_Aim of the exercise_: Reproduce the listing below word for word, keeping every line unchanged.

_Data for processing_:
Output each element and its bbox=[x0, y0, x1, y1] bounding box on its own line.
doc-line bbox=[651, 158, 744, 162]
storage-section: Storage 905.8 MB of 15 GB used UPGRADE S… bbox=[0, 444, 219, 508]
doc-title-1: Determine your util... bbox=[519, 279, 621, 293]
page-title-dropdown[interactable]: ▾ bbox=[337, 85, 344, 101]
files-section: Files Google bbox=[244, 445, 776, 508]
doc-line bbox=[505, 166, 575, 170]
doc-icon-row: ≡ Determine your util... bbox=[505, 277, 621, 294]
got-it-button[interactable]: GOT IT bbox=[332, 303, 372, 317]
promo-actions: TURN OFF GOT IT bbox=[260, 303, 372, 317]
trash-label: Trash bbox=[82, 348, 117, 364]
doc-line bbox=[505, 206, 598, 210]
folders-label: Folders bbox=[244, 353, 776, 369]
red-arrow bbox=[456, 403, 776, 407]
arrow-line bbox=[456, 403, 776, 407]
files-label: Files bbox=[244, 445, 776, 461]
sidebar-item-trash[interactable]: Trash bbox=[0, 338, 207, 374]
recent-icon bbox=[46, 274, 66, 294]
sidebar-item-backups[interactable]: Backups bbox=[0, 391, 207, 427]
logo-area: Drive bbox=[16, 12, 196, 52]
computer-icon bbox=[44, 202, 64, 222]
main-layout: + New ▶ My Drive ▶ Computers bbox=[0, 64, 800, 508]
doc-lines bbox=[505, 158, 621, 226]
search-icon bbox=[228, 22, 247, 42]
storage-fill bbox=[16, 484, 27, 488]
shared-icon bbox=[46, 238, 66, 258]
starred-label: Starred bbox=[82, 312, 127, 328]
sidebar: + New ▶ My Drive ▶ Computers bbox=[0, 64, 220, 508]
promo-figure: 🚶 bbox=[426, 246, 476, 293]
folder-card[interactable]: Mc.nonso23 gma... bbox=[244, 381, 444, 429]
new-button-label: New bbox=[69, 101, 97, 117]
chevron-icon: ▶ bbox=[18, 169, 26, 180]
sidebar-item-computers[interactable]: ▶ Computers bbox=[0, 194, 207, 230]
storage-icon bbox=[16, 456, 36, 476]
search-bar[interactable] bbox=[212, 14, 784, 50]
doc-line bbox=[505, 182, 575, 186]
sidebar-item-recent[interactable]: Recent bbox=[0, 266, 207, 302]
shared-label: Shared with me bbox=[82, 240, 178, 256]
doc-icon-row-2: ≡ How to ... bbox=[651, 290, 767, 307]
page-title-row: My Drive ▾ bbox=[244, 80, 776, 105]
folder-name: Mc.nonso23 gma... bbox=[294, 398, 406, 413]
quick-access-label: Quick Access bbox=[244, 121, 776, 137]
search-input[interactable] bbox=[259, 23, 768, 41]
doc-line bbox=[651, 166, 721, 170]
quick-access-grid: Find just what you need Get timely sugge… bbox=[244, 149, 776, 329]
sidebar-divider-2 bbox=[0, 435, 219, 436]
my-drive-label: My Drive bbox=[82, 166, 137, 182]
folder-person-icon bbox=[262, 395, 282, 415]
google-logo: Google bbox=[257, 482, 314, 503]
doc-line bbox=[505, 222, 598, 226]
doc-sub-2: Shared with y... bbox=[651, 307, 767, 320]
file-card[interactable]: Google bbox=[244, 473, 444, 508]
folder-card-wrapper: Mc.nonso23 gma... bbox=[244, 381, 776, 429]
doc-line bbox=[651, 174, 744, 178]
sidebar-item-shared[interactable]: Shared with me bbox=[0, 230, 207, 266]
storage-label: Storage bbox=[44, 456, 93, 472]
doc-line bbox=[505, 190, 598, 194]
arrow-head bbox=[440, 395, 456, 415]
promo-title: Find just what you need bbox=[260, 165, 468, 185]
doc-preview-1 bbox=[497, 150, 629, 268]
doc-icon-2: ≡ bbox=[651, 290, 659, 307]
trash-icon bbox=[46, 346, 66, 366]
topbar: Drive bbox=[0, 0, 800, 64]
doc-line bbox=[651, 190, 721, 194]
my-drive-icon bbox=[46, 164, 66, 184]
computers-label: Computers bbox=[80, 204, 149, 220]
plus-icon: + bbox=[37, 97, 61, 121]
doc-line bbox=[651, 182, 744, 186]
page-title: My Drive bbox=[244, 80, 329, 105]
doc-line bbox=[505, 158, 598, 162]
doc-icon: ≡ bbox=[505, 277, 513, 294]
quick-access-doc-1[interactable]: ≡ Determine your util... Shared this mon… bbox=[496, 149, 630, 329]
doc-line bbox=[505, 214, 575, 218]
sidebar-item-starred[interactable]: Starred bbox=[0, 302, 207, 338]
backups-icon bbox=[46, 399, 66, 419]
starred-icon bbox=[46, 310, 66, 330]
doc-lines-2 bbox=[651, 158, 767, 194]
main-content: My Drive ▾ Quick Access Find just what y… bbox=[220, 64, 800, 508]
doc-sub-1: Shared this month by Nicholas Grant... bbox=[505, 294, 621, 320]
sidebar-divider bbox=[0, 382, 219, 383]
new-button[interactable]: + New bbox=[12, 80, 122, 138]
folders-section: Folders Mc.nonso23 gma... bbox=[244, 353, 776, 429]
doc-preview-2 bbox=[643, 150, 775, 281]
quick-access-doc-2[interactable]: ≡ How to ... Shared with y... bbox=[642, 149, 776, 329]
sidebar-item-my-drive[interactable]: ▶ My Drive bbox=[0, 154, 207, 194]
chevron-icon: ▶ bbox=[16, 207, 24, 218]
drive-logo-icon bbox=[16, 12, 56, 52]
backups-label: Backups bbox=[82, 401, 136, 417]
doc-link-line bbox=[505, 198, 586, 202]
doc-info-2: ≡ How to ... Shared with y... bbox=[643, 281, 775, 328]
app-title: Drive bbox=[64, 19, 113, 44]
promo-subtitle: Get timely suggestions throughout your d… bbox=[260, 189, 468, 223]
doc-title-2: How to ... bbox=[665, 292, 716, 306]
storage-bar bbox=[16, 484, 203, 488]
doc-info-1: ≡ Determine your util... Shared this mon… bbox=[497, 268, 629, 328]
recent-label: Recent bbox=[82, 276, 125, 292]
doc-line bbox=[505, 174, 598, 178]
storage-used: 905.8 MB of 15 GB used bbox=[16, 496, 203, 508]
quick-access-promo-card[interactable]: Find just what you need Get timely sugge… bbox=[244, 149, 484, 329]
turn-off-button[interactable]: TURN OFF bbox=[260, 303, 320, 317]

_Finished exercise_:
Output each element and its bbox=[x0, y0, x1, y1] bounding box on its own line.
doc-line bbox=[651, 158, 744, 162]
storage-section: Storage 905.8 MB of 15 GB used UPGRADE S… bbox=[0, 444, 219, 508]
doc-title-1: Determine your util... bbox=[519, 279, 621, 293]
page-title-dropdown[interactable]: ▾ bbox=[337, 85, 344, 101]
files-section: Files Google bbox=[244, 445, 776, 508]
doc-line bbox=[505, 166, 575, 170]
doc-icon-row: ≡ Determine your util... bbox=[505, 277, 621, 294]
got-it-button[interactable]: GOT IT bbox=[332, 303, 372, 317]
promo-actions: TURN OFF GOT IT bbox=[260, 303, 372, 317]
trash-label: Trash bbox=[82, 348, 117, 364]
doc-line bbox=[505, 206, 598, 210]
folders-label: Folders bbox=[244, 353, 776, 369]
red-arrow bbox=[456, 403, 776, 407]
arrow-line bbox=[456, 403, 776, 407]
files-label: Files bbox=[244, 445, 776, 461]
sidebar-item-trash[interactable]: Trash bbox=[0, 338, 207, 374]
recent-icon bbox=[46, 274, 66, 294]
sidebar-item-backups[interactable]: Backups bbox=[0, 391, 207, 427]
logo-area: Drive bbox=[16, 12, 196, 52]
computer-icon bbox=[44, 202, 64, 222]
main-layout: + New ▶ My Drive ▶ Computers bbox=[0, 64, 800, 508]
doc-lines bbox=[505, 158, 621, 226]
search-icon bbox=[228, 22, 247, 42]
storage-fill bbox=[16, 484, 27, 488]
shared-icon bbox=[46, 238, 66, 258]
starred-label: Starred bbox=[82, 312, 127, 328]
sidebar: + New ▶ My Drive ▶ Computers bbox=[0, 64, 220, 508]
promo-figure: 🚶 bbox=[426, 246, 476, 293]
folder-card[interactable]: Mc.nonso23 gma... bbox=[244, 381, 444, 429]
new-button-label: New bbox=[69, 101, 97, 117]
chevron-icon: ▶ bbox=[18, 169, 26, 180]
sidebar-item-computers[interactable]: ▶ Computers bbox=[0, 194, 207, 230]
storage-icon bbox=[16, 456, 36, 476]
search-bar[interactable] bbox=[212, 14, 784, 50]
doc-line bbox=[505, 182, 575, 186]
sidebar-item-recent[interactable]: Recent bbox=[0, 266, 207, 302]
shared-label: Shared with me bbox=[82, 240, 178, 256]
doc-icon-row-2: ≡ How to ... bbox=[651, 290, 767, 307]
page-title-row: My Drive ▾ bbox=[244, 80, 776, 105]
folder-name: Mc.nonso23 gma... bbox=[294, 398, 406, 413]
quick-access-label: Quick Access bbox=[244, 121, 776, 137]
search-input[interactable] bbox=[259, 23, 768, 41]
doc-line bbox=[651, 166, 721, 170]
quick-access-grid: Find just what you need Get timely sugge… bbox=[244, 149, 776, 329]
sidebar-divider-2 bbox=[0, 435, 219, 436]
my-drive-label: My Drive bbox=[82, 166, 137, 182]
folder-person-icon bbox=[262, 395, 282, 415]
google-logo: Google bbox=[257, 482, 314, 503]
doc-line bbox=[505, 222, 598, 226]
doc-sub-2: Shared with y... bbox=[651, 307, 767, 320]
file-card[interactable]: Google bbox=[244, 473, 444, 508]
folder-card-wrapper: Mc.nonso23 gma... bbox=[244, 381, 776, 429]
doc-line bbox=[651, 174, 744, 178]
sidebar-item-shared[interactable]: Shared with me bbox=[0, 230, 207, 266]
storage-label: Storage bbox=[44, 456, 93, 472]
doc-line bbox=[505, 190, 598, 194]
arrow-head bbox=[440, 395, 456, 415]
promo-title: Find just what you need bbox=[260, 165, 468, 185]
doc-preview-1 bbox=[497, 150, 629, 268]
doc-icon-2: ≡ bbox=[651, 290, 659, 307]
trash-icon bbox=[46, 346, 66, 366]
topbar: Drive bbox=[0, 0, 800, 64]
doc-line bbox=[651, 190, 721, 194]
my-drive-icon bbox=[46, 164, 66, 184]
computers-label: Computers bbox=[80, 204, 149, 220]
plus-icon: + bbox=[37, 97, 61, 121]
doc-line bbox=[651, 182, 744, 186]
page-title: My Drive bbox=[244, 80, 329, 105]
doc-line bbox=[505, 158, 598, 162]
doc-icon: ≡ bbox=[505, 277, 513, 294]
quick-access-doc-1[interactable]: ≡ Determine your util... Shared this mon… bbox=[496, 149, 630, 329]
doc-line bbox=[505, 214, 575, 218]
sidebar-item-starred[interactable]: Starred bbox=[0, 302, 207, 338]
backups-icon bbox=[46, 399, 66, 419]
starred-icon bbox=[46, 310, 66, 330]
doc-lines-2 bbox=[651, 158, 767, 194]
main-content: My Drive ▾ Quick Access Find just what y… bbox=[220, 64, 800, 508]
doc-sub-1: Shared this month by Nicholas Grant... bbox=[505, 294, 621, 320]
sidebar-divider bbox=[0, 382, 219, 383]
new-button[interactable]: + New bbox=[12, 80, 122, 138]
folders-section: Folders Mc.nonso23 gma... bbox=[244, 353, 776, 429]
doc-preview-2 bbox=[643, 150, 775, 281]
quick-access-doc-2[interactable]: ≡ How to ... Shared with y... bbox=[642, 149, 776, 329]
sidebar-item-my-drive[interactable]: ▶ My Drive bbox=[0, 154, 207, 194]
chevron-icon: ▶ bbox=[16, 207, 24, 218]
drive-logo-icon bbox=[16, 12, 56, 52]
backups-label: Backups bbox=[82, 401, 136, 417]
doc-link-line bbox=[505, 198, 586, 202]
doc-info-2: ≡ How to ... Shared with y... bbox=[643, 281, 775, 328]
app-title: Drive bbox=[64, 19, 113, 44]
promo-subtitle: Get timely suggestions throughout your d… bbox=[260, 189, 468, 223]
doc-title-2: How to ... bbox=[665, 292, 716, 306]
storage-bar bbox=[16, 484, 203, 488]
doc-info-1: ≡ Determine your util... Shared this mon… bbox=[497, 268, 629, 328]
recent-label: Recent bbox=[82, 276, 125, 292]
doc-line bbox=[505, 174, 598, 178]
storage-used: 905.8 MB of 15 GB used bbox=[16, 496, 203, 508]
quick-access-promo-card[interactable]: Find just what you need Get timely sugge… bbox=[244, 149, 484, 329]
turn-off-button[interactable]: TURN OFF bbox=[260, 303, 320, 317]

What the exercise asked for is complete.